Work to be completed: Wherever the string "автодорог" appears in a line, extract that line.

Material for this exercise:
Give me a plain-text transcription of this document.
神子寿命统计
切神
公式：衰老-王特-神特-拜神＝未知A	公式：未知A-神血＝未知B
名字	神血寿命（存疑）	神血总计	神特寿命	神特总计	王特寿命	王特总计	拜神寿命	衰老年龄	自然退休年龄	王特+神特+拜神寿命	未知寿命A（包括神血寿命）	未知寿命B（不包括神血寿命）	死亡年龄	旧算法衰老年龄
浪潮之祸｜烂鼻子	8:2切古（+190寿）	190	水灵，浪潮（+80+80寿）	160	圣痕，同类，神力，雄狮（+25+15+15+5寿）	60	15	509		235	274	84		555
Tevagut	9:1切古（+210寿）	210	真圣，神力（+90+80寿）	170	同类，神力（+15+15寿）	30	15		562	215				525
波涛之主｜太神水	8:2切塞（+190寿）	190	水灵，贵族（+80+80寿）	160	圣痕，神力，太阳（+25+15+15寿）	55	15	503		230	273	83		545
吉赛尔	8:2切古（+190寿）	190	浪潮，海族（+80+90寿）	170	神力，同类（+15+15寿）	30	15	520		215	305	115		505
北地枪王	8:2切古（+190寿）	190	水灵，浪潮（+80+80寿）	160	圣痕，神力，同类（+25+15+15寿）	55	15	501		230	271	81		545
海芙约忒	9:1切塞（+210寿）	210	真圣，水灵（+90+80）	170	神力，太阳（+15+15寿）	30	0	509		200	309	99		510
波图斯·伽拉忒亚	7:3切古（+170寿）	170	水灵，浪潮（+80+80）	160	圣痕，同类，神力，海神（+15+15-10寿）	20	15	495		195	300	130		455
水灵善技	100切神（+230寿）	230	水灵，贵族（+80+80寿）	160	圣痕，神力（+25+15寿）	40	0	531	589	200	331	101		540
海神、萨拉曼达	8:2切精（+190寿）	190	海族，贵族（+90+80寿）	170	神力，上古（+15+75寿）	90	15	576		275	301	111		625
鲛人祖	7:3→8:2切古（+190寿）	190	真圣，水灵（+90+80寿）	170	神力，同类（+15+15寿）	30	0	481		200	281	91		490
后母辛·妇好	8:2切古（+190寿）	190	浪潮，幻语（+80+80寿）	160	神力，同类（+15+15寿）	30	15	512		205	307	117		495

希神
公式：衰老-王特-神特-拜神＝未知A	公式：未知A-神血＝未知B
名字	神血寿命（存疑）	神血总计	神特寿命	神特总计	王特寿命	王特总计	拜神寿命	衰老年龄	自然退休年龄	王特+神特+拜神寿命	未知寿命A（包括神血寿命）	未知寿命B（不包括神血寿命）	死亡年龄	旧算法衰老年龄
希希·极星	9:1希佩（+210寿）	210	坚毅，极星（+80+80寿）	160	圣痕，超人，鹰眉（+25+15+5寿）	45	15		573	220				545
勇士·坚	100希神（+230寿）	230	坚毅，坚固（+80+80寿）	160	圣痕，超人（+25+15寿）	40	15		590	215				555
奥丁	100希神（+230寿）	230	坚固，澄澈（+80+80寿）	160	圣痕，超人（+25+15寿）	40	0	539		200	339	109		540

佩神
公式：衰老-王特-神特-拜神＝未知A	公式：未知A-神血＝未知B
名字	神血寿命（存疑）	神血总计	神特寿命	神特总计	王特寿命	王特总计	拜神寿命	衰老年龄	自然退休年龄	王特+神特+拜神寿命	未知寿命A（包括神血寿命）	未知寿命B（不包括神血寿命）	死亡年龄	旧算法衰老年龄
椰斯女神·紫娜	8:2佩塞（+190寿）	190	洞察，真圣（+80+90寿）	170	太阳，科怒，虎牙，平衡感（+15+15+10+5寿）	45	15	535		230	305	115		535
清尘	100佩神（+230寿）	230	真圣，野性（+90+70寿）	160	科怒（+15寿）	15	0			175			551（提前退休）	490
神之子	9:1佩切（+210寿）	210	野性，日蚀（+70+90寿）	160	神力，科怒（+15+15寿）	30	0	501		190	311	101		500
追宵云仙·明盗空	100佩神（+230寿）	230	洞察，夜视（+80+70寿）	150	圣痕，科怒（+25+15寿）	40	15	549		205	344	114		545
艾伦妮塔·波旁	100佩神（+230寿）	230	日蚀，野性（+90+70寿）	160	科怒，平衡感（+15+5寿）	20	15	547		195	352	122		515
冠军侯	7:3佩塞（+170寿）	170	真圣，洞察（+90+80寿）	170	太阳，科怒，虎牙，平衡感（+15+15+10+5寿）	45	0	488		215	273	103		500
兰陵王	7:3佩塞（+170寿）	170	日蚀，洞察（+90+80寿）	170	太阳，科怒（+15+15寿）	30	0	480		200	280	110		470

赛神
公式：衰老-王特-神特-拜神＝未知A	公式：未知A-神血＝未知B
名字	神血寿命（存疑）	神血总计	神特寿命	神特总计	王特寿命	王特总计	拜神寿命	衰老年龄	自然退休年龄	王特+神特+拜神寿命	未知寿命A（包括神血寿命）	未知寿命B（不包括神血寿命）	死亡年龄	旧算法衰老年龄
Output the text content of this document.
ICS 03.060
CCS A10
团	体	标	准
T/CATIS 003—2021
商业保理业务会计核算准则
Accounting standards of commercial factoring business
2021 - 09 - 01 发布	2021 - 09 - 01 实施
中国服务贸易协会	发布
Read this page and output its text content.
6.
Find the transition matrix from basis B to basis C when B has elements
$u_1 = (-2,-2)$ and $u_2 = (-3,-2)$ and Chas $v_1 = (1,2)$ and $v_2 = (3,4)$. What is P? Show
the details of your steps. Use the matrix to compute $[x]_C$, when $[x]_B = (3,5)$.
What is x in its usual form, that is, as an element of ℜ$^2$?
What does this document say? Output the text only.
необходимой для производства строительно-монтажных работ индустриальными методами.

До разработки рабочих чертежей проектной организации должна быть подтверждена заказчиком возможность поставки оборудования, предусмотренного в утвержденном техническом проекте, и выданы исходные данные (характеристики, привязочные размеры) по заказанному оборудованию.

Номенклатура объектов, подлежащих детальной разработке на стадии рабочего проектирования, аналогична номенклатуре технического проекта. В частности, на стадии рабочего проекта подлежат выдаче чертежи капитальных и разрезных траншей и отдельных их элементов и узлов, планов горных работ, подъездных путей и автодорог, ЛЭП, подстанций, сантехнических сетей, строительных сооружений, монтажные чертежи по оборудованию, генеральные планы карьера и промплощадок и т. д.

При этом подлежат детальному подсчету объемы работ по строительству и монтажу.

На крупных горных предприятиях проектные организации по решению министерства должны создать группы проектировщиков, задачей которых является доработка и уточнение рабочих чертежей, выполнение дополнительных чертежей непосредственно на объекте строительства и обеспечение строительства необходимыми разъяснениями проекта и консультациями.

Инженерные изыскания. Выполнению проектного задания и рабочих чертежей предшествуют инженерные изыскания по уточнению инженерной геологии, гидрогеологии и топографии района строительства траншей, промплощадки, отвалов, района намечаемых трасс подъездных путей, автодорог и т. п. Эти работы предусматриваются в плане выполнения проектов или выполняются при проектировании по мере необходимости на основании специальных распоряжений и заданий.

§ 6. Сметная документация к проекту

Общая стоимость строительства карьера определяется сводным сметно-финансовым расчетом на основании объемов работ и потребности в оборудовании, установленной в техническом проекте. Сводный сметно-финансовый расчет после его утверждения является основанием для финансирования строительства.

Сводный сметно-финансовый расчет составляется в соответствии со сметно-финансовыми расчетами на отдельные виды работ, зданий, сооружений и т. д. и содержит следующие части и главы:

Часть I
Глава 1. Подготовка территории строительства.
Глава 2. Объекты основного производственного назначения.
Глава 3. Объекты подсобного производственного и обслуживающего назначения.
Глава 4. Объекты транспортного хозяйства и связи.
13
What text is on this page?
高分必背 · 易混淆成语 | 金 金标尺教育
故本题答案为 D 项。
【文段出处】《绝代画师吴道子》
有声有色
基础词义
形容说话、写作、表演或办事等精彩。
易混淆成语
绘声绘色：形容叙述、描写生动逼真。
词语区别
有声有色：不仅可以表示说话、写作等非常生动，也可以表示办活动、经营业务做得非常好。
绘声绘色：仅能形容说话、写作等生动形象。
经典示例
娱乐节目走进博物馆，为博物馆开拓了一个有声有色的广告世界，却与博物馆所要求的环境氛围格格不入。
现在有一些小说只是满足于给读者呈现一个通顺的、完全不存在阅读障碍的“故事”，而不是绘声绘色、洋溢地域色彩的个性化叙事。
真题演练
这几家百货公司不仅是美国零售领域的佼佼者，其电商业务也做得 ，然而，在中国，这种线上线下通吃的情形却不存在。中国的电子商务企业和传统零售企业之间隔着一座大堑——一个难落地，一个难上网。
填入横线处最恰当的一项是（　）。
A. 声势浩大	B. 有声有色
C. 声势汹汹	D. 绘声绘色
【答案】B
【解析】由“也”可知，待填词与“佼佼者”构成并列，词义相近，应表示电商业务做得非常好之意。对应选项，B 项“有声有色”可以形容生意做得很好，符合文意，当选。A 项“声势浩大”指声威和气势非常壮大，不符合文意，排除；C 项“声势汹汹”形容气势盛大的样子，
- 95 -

Expected answer:
Номенклатура объектов, подлежащих детальной разработке на стадии рабочего проектирования, аналогична номенклатуре технического проекта. В частности, на стадии рабочего проекта подлежат выдаче чертежи капитальных и разрезных траншей и отдельных их элементов и узлов, планов горных работ, подъездных путей и автодорог, ЛЭП, подстанций, сантехнических сетей, строительных сооружений, монтажные чертежи по оборудованию, генеральные планы карьера и промплощадок и т. д.
Инженерные изыскания. Выполнению проектного задания и рабочих чертежей предшествуют инженерные изыскания по уточнению инженерной геологии, гидрогеологии и топографии района строительства траншей, промплощадки, отвалов, района намечаемых трасс подъездных путей, автодорог и т. п. Эти работы предусматриваются в плане выполнения проектов или выполняются при проектировании по мере необходимости на основании специальных распоряжений и заданий.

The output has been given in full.